WHAT IS EXPECTED ▸ Scan the material below for the string "工作认真负责", and copy every line where it shows up.

RAW RECORDS ▸
----

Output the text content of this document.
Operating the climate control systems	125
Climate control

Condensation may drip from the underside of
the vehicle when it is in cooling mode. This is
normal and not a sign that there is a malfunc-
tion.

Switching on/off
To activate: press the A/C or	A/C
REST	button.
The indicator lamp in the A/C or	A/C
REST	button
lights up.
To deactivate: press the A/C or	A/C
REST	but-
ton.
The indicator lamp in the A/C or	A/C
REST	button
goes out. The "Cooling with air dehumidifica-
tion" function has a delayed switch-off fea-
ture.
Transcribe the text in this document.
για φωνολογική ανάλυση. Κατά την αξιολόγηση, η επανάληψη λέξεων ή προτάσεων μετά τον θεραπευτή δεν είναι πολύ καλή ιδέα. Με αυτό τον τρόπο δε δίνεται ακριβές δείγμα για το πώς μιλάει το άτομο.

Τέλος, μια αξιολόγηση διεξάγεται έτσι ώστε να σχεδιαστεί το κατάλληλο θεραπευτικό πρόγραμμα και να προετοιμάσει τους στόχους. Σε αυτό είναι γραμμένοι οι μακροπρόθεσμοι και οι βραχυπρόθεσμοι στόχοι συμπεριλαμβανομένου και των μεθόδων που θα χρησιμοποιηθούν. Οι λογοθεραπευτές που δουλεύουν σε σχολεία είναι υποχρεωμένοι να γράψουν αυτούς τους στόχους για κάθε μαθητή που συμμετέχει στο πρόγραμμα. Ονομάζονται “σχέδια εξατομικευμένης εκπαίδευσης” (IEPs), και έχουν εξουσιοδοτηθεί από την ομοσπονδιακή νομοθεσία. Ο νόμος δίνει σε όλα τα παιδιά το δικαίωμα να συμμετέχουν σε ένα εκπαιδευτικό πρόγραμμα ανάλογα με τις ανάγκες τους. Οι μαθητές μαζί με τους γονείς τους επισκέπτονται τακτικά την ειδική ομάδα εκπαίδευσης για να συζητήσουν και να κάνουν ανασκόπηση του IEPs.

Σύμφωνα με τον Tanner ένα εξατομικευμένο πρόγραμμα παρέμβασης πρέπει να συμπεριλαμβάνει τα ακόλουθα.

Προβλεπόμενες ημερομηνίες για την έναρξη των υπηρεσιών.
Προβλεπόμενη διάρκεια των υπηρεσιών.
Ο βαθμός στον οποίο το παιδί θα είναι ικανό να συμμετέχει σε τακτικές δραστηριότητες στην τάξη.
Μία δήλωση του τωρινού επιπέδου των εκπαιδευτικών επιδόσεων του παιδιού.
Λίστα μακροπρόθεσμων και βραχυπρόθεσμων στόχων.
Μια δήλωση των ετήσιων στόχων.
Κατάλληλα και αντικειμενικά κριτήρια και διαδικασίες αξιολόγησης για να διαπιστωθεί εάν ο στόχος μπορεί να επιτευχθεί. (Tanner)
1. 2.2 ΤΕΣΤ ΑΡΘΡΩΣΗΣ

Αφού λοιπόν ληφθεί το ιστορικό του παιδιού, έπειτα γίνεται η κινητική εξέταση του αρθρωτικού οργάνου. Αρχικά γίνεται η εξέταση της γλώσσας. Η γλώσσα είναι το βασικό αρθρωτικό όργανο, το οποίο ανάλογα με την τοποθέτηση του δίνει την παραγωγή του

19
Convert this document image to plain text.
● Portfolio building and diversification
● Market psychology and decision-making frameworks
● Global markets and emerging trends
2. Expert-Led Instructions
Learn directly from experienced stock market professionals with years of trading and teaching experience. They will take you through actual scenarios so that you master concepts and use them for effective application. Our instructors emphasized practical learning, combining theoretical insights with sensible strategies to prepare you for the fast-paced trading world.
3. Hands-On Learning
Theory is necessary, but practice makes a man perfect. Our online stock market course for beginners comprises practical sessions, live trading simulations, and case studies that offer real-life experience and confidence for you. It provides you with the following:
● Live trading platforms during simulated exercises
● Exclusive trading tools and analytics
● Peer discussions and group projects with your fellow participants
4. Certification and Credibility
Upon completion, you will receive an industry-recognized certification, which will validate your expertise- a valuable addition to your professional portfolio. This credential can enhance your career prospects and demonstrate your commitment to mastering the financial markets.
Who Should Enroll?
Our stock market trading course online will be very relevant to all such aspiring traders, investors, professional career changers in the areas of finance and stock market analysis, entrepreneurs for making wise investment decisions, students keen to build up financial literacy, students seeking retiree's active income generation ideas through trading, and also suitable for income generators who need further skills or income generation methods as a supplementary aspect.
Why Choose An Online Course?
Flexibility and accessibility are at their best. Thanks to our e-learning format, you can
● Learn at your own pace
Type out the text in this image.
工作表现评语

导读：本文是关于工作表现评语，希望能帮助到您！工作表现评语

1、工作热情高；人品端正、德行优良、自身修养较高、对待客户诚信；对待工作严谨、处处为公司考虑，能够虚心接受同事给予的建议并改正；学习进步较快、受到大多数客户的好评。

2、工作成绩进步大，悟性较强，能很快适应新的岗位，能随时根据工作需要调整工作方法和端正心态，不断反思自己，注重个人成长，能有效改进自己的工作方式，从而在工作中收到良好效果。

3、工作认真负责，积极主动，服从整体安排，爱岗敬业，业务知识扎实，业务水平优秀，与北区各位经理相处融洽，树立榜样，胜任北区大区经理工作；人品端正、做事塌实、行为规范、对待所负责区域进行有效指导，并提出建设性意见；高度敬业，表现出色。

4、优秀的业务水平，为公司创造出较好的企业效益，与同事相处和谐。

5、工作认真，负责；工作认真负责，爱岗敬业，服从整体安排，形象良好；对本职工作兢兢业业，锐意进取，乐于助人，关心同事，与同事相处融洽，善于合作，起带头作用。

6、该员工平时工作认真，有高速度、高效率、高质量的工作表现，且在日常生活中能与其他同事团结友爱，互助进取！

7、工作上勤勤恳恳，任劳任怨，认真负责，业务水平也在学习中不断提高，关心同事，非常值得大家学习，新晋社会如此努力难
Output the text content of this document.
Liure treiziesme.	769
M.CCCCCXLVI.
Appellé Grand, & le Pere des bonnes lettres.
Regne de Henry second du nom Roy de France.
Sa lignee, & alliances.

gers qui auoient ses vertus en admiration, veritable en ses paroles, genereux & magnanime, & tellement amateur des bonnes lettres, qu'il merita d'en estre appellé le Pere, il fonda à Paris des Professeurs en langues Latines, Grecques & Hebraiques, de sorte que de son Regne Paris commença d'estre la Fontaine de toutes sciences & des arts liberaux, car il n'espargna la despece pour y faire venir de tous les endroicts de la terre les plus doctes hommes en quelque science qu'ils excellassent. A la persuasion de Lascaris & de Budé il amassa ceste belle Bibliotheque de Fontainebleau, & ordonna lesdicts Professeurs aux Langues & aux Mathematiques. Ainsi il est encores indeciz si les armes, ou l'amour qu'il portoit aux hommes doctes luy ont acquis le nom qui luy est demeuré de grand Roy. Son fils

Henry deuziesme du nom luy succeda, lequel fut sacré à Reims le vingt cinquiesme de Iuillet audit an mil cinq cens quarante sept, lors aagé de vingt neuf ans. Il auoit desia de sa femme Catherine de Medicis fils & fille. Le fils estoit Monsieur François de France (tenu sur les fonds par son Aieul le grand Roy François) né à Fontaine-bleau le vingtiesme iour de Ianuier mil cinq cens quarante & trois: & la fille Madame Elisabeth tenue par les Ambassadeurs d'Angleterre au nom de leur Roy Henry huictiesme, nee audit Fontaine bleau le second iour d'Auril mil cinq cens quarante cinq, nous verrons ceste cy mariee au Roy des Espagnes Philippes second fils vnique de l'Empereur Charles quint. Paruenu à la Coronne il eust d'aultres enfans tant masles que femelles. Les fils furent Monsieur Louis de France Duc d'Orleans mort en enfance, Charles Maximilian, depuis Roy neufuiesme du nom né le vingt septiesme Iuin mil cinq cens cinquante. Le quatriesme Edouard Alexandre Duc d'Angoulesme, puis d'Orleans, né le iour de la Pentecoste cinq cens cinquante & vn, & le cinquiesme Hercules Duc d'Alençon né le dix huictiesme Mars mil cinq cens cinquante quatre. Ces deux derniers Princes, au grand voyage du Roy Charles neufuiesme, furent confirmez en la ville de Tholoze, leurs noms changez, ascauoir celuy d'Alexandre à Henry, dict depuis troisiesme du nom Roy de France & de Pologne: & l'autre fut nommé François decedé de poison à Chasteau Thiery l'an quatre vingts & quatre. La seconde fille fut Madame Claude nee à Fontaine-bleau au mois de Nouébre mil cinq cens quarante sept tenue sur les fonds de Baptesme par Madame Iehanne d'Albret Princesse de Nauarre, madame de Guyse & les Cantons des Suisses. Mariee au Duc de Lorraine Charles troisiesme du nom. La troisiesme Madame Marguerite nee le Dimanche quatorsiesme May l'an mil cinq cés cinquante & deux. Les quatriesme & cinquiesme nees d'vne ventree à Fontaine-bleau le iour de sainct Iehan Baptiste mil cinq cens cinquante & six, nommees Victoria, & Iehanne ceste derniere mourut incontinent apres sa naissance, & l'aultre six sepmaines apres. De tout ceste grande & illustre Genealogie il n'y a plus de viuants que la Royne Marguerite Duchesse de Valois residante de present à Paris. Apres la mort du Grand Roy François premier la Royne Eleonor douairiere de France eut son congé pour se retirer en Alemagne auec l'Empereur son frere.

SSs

----

RESPONSE TO THE EXERCISE ▸
3、工作认真负责，积极主动，服从整体安排，爱岗敬业，业务知识扎实，业务水平优秀，与北区各位经理相处融洽，树立榜样，胜任北区大区经理工作；人品端正、做事塌实、行为规范、对待所负责区域进行有效指导，并提出建设性意见；高度敬业，表现出色。
5、工作认真，负责；工作认真负责，爱岗敬业，服从整体安排，形象良好；对本职工作兢兢业业，锐意进取，乐于助人，关心同事，与同事相处融洽，善于合作，起带头作用。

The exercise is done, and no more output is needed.